- [Your task] Show all lines holding "screenshot".
* START *
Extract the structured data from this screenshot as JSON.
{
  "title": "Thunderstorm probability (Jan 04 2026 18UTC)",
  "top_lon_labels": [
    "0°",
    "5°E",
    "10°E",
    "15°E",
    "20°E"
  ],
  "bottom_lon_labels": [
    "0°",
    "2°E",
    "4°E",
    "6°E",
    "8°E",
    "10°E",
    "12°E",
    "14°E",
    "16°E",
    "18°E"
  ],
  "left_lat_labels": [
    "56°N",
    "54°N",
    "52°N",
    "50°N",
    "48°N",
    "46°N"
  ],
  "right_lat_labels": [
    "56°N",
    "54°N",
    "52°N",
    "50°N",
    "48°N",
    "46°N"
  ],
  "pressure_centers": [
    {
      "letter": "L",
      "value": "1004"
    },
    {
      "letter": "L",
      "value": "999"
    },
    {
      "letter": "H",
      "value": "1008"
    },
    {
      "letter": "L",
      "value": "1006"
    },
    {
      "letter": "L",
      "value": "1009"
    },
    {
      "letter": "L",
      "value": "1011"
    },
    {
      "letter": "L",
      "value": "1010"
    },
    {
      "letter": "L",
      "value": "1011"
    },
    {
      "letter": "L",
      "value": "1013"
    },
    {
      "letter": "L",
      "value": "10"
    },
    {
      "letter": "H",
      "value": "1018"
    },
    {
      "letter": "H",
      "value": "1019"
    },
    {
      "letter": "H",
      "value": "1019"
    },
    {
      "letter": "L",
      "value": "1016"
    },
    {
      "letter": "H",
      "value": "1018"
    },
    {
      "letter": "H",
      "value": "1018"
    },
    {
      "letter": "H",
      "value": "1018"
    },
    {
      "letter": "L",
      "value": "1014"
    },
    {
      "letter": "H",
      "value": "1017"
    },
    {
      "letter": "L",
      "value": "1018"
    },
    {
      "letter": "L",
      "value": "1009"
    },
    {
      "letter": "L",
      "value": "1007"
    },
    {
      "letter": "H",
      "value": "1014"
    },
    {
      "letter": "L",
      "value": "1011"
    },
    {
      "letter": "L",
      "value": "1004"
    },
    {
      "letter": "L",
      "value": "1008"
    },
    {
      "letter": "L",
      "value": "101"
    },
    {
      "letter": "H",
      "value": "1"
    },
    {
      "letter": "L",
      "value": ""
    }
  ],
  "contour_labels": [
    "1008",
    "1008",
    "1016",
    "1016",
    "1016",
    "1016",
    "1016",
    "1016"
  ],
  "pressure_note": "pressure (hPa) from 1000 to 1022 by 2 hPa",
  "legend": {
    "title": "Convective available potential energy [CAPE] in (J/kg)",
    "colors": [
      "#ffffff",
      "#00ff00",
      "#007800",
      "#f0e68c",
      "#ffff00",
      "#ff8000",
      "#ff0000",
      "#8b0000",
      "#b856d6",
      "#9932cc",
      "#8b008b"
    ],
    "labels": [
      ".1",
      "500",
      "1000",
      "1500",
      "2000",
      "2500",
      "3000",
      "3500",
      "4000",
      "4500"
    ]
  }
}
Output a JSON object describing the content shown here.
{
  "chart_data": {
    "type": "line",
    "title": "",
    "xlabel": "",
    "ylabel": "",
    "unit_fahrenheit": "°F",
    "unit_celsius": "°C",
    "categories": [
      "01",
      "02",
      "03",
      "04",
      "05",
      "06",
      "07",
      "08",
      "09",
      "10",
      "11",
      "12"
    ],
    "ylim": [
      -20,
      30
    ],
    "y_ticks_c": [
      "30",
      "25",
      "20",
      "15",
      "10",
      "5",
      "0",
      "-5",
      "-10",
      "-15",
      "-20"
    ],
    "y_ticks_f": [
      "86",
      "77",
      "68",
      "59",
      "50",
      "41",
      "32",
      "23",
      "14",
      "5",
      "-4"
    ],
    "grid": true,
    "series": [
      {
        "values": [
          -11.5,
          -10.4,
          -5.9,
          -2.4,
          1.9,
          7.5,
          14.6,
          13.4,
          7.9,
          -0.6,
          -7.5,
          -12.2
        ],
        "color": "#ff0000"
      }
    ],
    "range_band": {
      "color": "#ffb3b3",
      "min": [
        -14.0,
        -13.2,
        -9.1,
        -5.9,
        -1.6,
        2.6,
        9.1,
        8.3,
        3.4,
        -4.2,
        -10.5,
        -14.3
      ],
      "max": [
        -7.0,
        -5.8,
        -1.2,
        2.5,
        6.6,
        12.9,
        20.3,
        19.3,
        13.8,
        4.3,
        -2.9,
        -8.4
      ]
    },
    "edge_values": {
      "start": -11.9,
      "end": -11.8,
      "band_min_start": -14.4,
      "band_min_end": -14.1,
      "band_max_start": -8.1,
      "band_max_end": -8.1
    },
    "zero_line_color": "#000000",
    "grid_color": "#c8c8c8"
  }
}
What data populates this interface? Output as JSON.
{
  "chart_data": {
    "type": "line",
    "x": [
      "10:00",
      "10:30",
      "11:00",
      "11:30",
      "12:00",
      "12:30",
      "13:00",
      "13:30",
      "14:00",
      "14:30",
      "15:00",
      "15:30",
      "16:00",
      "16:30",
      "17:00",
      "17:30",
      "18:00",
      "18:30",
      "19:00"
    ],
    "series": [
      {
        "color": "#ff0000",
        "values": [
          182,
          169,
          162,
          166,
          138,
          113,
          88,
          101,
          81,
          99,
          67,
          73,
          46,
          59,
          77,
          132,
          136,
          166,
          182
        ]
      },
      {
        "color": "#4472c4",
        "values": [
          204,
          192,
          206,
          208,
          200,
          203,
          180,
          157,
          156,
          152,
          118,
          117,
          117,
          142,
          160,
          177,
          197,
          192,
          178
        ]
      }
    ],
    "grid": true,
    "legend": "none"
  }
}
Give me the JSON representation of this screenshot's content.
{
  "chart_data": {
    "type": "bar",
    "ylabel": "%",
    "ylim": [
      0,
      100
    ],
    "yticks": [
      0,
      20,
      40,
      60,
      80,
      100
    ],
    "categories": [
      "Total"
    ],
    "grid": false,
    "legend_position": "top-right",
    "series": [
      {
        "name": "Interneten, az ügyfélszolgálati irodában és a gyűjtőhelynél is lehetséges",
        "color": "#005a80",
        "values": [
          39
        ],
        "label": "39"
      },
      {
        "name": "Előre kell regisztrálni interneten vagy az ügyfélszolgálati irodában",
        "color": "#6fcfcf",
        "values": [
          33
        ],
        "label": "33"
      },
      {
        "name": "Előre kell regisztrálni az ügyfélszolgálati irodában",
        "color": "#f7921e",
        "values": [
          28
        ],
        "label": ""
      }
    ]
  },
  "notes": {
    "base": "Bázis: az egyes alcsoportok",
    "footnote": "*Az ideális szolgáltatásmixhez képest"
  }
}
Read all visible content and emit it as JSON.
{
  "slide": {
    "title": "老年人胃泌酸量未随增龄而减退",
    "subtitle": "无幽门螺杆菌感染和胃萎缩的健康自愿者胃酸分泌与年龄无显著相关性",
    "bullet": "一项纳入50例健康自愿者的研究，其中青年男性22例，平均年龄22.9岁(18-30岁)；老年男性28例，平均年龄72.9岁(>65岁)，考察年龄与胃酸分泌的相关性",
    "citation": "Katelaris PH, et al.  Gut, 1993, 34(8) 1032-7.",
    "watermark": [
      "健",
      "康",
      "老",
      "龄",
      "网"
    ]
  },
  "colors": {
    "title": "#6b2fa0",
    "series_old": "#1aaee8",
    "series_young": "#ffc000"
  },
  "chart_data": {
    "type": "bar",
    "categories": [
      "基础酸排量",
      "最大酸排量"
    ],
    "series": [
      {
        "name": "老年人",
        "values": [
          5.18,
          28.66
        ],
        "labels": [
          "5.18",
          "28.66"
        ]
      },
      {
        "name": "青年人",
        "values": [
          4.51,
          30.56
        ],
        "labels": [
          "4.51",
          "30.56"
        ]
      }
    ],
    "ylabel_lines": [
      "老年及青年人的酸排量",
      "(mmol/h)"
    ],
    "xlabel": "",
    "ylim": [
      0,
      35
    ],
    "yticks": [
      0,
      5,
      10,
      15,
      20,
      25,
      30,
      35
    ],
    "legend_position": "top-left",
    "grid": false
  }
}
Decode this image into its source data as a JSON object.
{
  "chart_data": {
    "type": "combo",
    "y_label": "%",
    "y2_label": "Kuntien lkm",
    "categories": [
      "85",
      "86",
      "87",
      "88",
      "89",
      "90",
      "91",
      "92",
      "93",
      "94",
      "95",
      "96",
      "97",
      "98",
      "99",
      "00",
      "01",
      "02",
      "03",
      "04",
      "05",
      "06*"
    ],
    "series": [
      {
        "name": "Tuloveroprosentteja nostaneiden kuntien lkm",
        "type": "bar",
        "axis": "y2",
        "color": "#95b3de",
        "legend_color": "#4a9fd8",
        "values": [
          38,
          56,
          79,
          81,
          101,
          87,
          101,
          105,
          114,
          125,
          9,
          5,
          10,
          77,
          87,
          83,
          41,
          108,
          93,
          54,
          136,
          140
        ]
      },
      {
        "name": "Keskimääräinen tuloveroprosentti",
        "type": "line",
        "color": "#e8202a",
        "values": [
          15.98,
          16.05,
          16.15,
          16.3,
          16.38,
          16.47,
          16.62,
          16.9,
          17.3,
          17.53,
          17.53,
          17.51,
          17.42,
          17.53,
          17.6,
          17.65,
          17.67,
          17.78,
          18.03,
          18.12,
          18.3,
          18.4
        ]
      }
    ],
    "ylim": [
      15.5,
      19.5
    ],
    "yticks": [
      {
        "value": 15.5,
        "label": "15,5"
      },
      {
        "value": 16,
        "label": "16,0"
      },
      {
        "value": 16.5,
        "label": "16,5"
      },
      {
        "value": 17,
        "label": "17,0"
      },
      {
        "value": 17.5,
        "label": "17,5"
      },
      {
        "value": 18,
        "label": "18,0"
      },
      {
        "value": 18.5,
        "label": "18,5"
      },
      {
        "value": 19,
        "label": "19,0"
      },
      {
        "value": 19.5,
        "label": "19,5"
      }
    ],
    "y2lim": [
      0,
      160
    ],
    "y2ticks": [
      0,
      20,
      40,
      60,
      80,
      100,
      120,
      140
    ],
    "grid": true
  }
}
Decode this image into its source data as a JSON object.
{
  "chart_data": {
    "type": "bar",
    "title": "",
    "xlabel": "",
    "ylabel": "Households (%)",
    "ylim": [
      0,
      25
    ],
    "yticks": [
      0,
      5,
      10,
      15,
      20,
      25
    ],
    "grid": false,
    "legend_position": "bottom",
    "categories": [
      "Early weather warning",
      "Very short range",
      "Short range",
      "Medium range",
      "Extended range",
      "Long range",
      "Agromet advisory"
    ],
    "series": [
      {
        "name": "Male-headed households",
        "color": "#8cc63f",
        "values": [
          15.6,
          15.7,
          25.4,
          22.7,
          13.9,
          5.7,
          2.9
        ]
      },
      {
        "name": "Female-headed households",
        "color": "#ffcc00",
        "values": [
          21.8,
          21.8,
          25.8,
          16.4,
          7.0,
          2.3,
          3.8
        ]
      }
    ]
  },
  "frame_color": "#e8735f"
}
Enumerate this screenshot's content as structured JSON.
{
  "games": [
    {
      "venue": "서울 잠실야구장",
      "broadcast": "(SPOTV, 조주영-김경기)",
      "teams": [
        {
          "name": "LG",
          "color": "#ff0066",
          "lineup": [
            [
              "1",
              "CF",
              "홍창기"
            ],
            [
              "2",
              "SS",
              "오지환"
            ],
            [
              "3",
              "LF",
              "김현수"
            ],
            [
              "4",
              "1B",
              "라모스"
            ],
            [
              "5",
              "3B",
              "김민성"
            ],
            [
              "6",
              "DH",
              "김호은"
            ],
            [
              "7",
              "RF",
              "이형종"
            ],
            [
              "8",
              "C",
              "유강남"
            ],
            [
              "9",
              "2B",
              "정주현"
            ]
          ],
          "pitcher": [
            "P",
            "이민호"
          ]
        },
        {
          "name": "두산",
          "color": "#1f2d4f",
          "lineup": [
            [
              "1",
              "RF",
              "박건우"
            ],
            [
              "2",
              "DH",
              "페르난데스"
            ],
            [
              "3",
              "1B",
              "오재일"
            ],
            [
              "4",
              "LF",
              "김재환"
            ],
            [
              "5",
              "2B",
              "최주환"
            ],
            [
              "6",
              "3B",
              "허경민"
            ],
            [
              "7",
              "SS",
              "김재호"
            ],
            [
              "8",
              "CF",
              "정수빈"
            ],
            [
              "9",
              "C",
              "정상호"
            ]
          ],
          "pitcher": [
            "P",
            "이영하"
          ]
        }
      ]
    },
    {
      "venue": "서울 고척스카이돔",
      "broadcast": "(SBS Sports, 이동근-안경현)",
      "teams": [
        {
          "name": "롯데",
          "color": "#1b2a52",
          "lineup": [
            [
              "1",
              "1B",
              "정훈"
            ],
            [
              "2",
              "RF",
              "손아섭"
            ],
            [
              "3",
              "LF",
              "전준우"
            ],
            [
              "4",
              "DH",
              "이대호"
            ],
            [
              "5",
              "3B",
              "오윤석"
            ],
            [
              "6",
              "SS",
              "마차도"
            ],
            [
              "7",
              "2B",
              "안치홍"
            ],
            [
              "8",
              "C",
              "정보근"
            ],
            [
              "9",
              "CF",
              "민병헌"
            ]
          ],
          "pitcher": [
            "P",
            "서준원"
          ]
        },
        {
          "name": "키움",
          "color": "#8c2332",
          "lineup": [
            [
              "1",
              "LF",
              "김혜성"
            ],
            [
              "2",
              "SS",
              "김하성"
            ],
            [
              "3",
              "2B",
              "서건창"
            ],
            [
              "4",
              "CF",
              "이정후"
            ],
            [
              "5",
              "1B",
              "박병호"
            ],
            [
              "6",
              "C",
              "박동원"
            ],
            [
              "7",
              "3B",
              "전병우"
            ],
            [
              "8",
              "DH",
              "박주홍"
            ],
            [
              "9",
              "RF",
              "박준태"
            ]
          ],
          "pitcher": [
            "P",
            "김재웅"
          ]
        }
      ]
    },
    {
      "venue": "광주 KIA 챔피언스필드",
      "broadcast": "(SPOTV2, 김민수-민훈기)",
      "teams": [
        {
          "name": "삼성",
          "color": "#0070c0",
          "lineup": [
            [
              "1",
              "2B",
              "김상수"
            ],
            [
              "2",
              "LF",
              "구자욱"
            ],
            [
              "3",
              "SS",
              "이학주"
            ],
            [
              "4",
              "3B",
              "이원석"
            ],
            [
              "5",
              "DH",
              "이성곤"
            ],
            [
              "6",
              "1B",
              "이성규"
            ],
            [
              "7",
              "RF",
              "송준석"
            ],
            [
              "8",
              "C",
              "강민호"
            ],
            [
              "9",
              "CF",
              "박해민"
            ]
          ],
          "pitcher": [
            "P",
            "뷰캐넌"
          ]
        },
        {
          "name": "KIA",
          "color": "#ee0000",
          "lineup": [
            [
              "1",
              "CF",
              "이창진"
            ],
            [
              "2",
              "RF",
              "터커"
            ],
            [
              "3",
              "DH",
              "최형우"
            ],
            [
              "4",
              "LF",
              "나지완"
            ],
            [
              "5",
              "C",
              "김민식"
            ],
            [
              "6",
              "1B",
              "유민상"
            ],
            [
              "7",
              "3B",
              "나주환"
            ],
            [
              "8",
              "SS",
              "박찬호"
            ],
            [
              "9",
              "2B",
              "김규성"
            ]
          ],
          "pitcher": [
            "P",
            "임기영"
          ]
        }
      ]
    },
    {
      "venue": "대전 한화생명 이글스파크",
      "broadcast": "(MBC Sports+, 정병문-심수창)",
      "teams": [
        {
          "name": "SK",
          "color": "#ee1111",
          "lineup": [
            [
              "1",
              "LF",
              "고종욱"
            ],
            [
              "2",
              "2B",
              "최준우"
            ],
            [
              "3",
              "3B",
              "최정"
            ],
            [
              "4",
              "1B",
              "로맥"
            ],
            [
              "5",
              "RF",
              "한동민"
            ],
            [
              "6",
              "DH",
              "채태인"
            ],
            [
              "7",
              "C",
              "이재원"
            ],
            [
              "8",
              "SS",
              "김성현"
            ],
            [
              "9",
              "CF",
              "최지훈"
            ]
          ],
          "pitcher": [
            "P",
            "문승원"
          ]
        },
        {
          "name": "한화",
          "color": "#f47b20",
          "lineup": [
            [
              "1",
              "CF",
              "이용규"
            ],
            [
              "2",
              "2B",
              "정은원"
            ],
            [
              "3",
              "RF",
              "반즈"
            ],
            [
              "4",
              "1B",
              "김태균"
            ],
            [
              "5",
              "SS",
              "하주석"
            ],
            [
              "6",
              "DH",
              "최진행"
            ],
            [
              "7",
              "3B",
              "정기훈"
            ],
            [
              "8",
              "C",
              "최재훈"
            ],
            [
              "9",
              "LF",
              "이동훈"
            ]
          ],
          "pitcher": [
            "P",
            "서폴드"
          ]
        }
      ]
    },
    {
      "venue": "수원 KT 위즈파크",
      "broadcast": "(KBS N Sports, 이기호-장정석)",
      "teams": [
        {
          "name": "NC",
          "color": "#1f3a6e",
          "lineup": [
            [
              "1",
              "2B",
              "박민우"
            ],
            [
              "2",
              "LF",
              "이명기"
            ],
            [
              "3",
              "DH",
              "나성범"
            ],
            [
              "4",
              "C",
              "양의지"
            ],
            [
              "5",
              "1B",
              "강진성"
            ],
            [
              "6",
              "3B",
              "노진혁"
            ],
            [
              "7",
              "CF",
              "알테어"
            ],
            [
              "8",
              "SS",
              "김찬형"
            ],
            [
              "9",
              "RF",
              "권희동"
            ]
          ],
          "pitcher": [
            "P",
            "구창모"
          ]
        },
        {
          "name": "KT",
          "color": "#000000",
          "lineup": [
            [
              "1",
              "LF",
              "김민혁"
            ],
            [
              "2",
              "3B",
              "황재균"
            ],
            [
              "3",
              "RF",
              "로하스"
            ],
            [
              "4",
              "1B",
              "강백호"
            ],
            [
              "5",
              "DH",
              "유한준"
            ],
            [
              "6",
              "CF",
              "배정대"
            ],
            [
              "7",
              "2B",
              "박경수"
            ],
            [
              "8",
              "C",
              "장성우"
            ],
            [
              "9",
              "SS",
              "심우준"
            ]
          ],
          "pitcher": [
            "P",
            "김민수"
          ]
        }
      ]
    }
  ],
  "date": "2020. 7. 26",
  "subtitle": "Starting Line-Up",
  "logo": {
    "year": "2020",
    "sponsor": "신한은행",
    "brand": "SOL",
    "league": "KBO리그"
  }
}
* END *
- [Reply]
Extract the structured data from this screenshot as JSON.
Give me the JSON representation of this screenshot's content.
Enumerate this screenshot's content as structured JSON.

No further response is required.